— START OF Record set —

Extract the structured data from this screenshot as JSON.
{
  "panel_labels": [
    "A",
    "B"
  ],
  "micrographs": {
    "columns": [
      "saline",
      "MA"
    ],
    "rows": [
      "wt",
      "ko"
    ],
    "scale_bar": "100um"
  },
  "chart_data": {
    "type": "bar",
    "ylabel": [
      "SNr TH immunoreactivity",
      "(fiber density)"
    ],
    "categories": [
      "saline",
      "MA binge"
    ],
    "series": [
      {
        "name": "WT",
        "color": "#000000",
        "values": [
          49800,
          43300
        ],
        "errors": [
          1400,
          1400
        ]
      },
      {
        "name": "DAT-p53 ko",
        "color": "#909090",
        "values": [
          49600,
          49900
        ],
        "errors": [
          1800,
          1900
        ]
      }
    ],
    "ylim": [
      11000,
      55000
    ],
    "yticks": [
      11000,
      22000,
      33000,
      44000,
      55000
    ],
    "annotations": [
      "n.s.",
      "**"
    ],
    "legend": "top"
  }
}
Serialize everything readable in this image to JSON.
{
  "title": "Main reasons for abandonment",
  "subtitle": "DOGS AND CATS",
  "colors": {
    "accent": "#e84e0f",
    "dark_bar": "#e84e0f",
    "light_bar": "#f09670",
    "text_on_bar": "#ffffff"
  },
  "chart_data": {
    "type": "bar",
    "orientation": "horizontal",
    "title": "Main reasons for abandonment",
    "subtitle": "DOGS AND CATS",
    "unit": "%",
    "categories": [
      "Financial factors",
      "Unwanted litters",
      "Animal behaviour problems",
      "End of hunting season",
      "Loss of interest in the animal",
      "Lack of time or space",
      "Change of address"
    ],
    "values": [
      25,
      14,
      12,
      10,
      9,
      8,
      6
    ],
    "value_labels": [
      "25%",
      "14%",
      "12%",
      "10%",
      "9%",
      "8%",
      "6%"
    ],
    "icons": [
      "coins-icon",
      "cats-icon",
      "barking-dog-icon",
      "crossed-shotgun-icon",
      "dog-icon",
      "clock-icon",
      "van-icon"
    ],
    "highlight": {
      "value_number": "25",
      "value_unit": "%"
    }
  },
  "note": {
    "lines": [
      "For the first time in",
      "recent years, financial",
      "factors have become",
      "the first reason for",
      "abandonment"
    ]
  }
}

— END OF Record set —

● **Given problem**
Of the lines above, how many contain the string "reasons"? Only the number is required.

● **Solution for this task**
2